╭─ Data supplied

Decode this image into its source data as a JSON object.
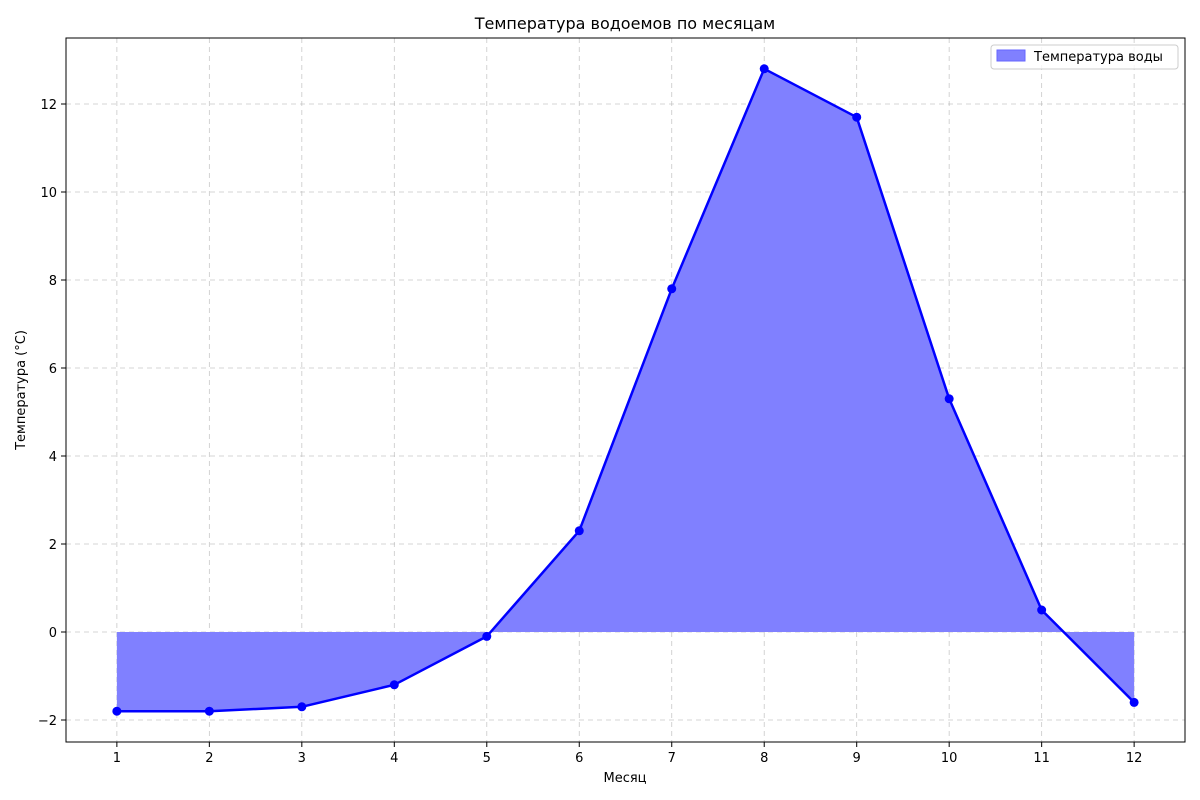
{
  "chart_data": {
    "type": "area",
    "title": "Температура водоемов по месяцам",
    "xlabel": "Месяц",
    "ylabel": "Температура (°C)",
    "x": [
      1,
      2,
      3,
      4,
      5,
      6,
      7,
      8,
      9,
      10,
      11,
      12
    ],
    "xlim": [
      0.45,
      12.55
    ],
    "ylim": [
      -2.5,
      13.5
    ],
    "x_ticks": [
      1,
      2,
      3,
      4,
      5,
      6,
      7,
      8,
      9,
      10,
      11,
      12
    ],
    "y_ticks": [
      -2,
      0,
      2,
      4,
      6,
      8,
      10,
      12
    ],
    "y_tick_labels": [
      "−2",
      "0",
      "2",
      "4",
      "6",
      "8",
      "10",
      "12"
    ],
    "grid": true,
    "legend_position": "top-right",
    "series": [
      {
        "name": "Температура воды",
        "values": [
          -1.8,
          -1.8,
          -1.7,
          -1.2,
          -0.1,
          2.3,
          7.8,
          12.8,
          11.7,
          5.3,
          0.5,
          -1.6
        ],
        "line_color": "#0000ff",
        "fill_color": "#8080ff",
        "markers": true
      }
    ]
  }
}
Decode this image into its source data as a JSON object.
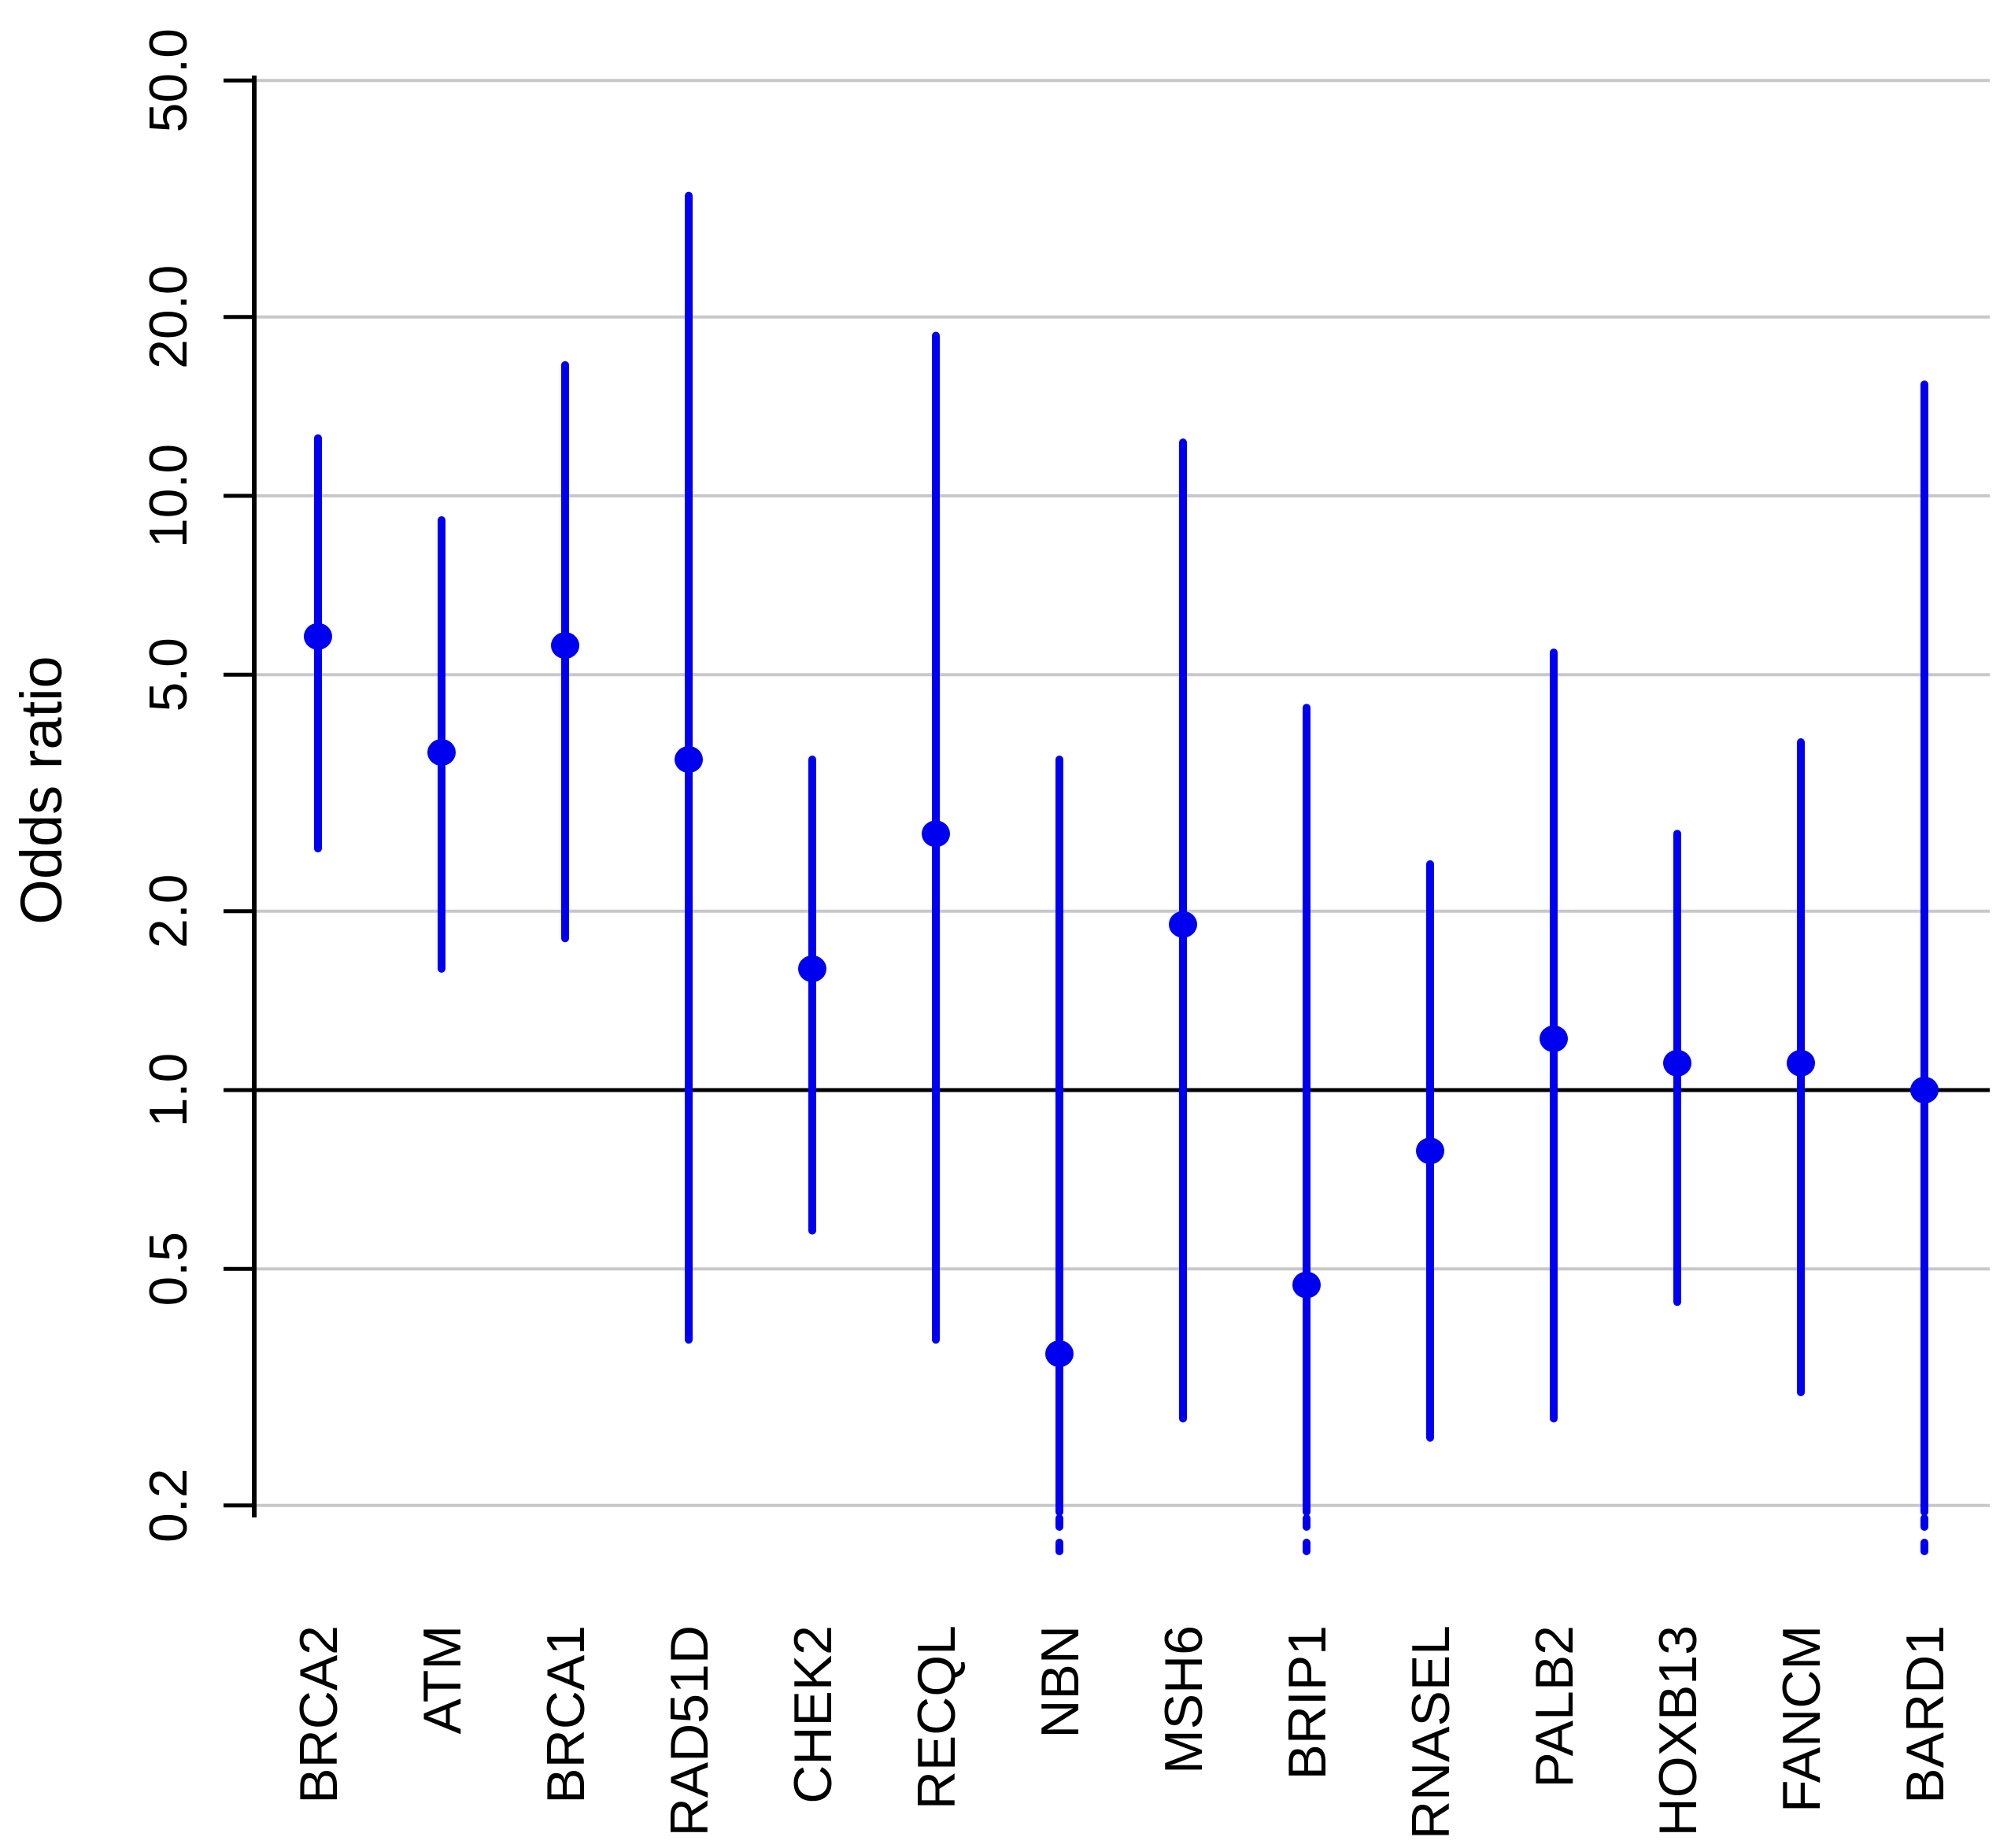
{
  "chart_data": {
    "type": "pointrange",
    "subtype": "forest-plot",
    "title": "",
    "xlabel": "",
    "ylabel": "Odds ratio",
    "scale_y": "log10",
    "ylim": [
      0.17,
      55
    ],
    "grid": true,
    "legend_position": "none",
    "reference_line_y": 1.0,
    "y_ticks": [
      {
        "value": 50.0,
        "label": "50.0"
      },
      {
        "value": 20.0,
        "label": "20.0"
      },
      {
        "value": 10.0,
        "label": "10.0"
      },
      {
        "value": 5.0,
        "label": "5.0"
      },
      {
        "value": 2.0,
        "label": "2.0"
      },
      {
        "value": 1.0,
        "label": "1.0"
      },
      {
        "value": 0.5,
        "label": "0.5"
      },
      {
        "value": 0.2,
        "label": "0.2"
      }
    ],
    "categories": [
      "BRCA2",
      "ATM",
      "BRCA1",
      "RAD51D",
      "CHEK2",
      "RECQL",
      "NBN",
      "MSH6",
      "BRIP1",
      "RNASEL",
      "PALB2",
      "HOXB13",
      "FANCM",
      "BARD1"
    ],
    "points": [
      {
        "gene": "BRCA2",
        "or": 5.8,
        "ci_low": 2.55,
        "ci_high": 12.5,
        "ci_low_truncated": false
      },
      {
        "gene": "ATM",
        "or": 3.7,
        "ci_low": 1.6,
        "ci_high": 9.1,
        "ci_low_truncated": false
      },
      {
        "gene": "BRCA1",
        "or": 5.6,
        "ci_low": 1.8,
        "ci_high": 16.6,
        "ci_low_truncated": false
      },
      {
        "gene": "RAD51D",
        "or": 3.6,
        "ci_low": 0.38,
        "ci_high": 32.0,
        "ci_low_truncated": false
      },
      {
        "gene": "CHEK2",
        "or": 1.6,
        "ci_low": 0.58,
        "ci_high": 3.6,
        "ci_low_truncated": false
      },
      {
        "gene": "RECQL",
        "or": 2.7,
        "ci_low": 0.38,
        "ci_high": 18.6,
        "ci_low_truncated": false
      },
      {
        "gene": "NBN",
        "or": 0.36,
        "ci_low": null,
        "ci_high": 3.6,
        "ci_low_truncated": true
      },
      {
        "gene": "MSH6",
        "or": 1.9,
        "ci_low": 0.28,
        "ci_high": 12.3,
        "ci_low_truncated": false
      },
      {
        "gene": "BRIP1",
        "or": 0.47,
        "ci_low": null,
        "ci_high": 4.4,
        "ci_low_truncated": true
      },
      {
        "gene": "RNASEL",
        "or": 0.79,
        "ci_low": 0.26,
        "ci_high": 2.4,
        "ci_low_truncated": false
      },
      {
        "gene": "PALB2",
        "or": 1.22,
        "ci_low": 0.28,
        "ci_high": 5.45,
        "ci_low_truncated": false
      },
      {
        "gene": "HOXB13",
        "or": 1.11,
        "ci_low": 0.44,
        "ci_high": 2.7,
        "ci_low_truncated": false
      },
      {
        "gene": "FANCM",
        "or": 1.11,
        "ci_low": 0.31,
        "ci_high": 3.85,
        "ci_low_truncated": false
      },
      {
        "gene": "BARD1",
        "or": 1.0,
        "ci_low": null,
        "ci_high": 15.4,
        "ci_low_truncated": true
      }
    ],
    "colors": {
      "point_and_ci": "#0000f0",
      "gridline": "#c8c8c8",
      "reference_line": "#000000",
      "axis": "#000000",
      "background": "#ffffff"
    }
  }
}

╰─

• **Instructions for the task**:
Transcribe all the data word for word; the images stay out.

• **Solution to the problem**:
Decode this image into its source data as a JSON object.
{
  "chart_data": {
    "type": "area",
    "title": "Температура водоемов по месяцам",
    "xlabel": "Месяц",
    "ylabel": "Температура (°C)",
    "x": [
      1,
      2,
      3,
      4,
      5,
      6,
      7,
      8,
      9,
      10,
      11,
      12
    ],
    "xlim": [
      0.45,
      12.55
    ],
    "ylim": [
      -2.5,
      13.5
    ],
    "x_ticks": [
      1,
      2,
      3,
      4,
      5,
      6,
      7,
      8,
      9,
      10,
      11,
      12
    ],
    "y_ticks": [
      -2,
      0,
      2,
      4,
      6,
      8,
      10,
      12
    ],
    "y_tick_labels": [
      "−2",
      "0",
      "2",
      "4",
      "6",
      "8",
      "10",
      "12"
    ],
    "grid": true,
    "legend_position": "top-right",
    "series": [
      {
        "name": "Температура воды",
        "values": [
          -1.8,
          -1.8,
          -1.7,
          -1.2,
          -0.1,
          2.3,
          7.8,
          12.8,
          11.7,
          5.3,
          0.5,
          -1.6
        ],
        "line_color": "#0000ff",
        "fill_color": "#8080ff",
        "markers": true
      }
    ]
  }
}
Decode this image into its source data as a JSON object.
{
  "chart_data": {
    "type": "pointrange",
    "subtype": "forest-plot",
    "title": "",
    "xlabel": "",
    "ylabel": "Odds ratio",
    "scale_y": "log10",
    "ylim": [
      0.17,
      55
    ],
    "grid": true,
    "legend_position": "none",
    "reference_line_y": 1.0,
    "y_ticks": [
      {
        "value": 50.0,
        "label": "50.0"
      },
      {
        "value": 20.0,
        "label": "20.0"
      },
      {
        "value": 10.0,
        "label": "10.0"
      },
      {
        "value": 5.0,
        "label": "5.0"
      },
      {
        "value": 2.0,
        "label": "2.0"
      },
      {
        "value": 1.0,
        "label": "1.0"
      },
      {
        "value": 0.5,
        "label": "0.5"
      },
      {
        "value": 0.2,
        "label": "0.2"
      }
    ],
    "categories": [
      "BRCA2",
      "ATM",
      "BRCA1",
      "RAD51D",
      "CHEK2",
      "RECQL",
      "NBN",
      "MSH6",
      "BRIP1",
      "RNASEL",
      "PALB2",
      "HOXB13",
      "FANCM",
      "BARD1"
    ],
    "points": [
      {
        "gene": "BRCA2",
        "or": 5.8,
        "ci_low": 2.55,
        "ci_high": 12.5,
        "ci_low_truncated": false
      },
      {
        "gene": "ATM",
        "or": 3.7,
        "ci_low": 1.6,
        "ci_high": 9.1,
        "ci_low_truncated": false
      },
      {
        "gene": "BRCA1",
        "or": 5.6,
        "ci_low": 1.8,
        "ci_high": 16.6,
        "ci_low_truncated": false
      },
      {
        "gene": "RAD51D",
        "or": 3.6,
        "ci_low": 0.38,
        "ci_high": 32.0,
        "ci_low_truncated": false
      },
      {
        "gene": "CHEK2",
        "or": 1.6,
        "ci_low": 0.58,
        "ci_high": 3.6,
        "ci_low_truncated": false
      },
      {
        "gene": "RECQL",
        "or": 2.7,
        "ci_low": 0.38,
        "ci_high": 18.6,
        "ci_low_truncated": false
      },
      {
        "gene": "NBN",
        "or": 0.36,
        "ci_low": null,
        "ci_high": 3.6,
        "ci_low_truncated": true
      },
      {
        "gene": "MSH6",
        "or": 1.9,
        "ci_low": 0.28,
        "ci_high": 12.3,
        "ci_low_truncated": false
      },
      {
        "gene": "BRIP1",
        "or": 0.47,
        "ci_low": null,
        "ci_high": 4.4,
        "ci_low_truncated": true
      },
      {
        "gene": "RNASEL",
        "or": 0.79,
        "ci_low": 0.26,
        "ci_high": 2.4,
        "ci_low_truncated": false
      },
      {
        "gene": "PALB2",
        "or": 1.22,
        "ci_low": 0.28,
        "ci_high": 5.45,
        "ci_low_truncated": false
      },
      {
        "gene": "HOXB13",
        "or": 1.11,
        "ci_low": 0.44,
        "ci_high": 2.7,
        "ci_low_truncated": false
      },
      {
        "gene": "FANCM",
        "or": 1.11,
        "ci_low": 0.31,
        "ci_high": 3.85,
        "ci_low_truncated": false
      },
      {
        "gene": "BARD1",
        "or": 1.0,
        "ci_low": null,
        "ci_high": 15.4,
        "ci_low_truncated": true
      }
    ],
    "colors": {
      "point_and_ci": "#0000f0",
      "gridline": "#c8c8c8",
      "reference_line": "#000000",
      "axis": "#000000",
      "background": "#ffffff"
    }
  }
}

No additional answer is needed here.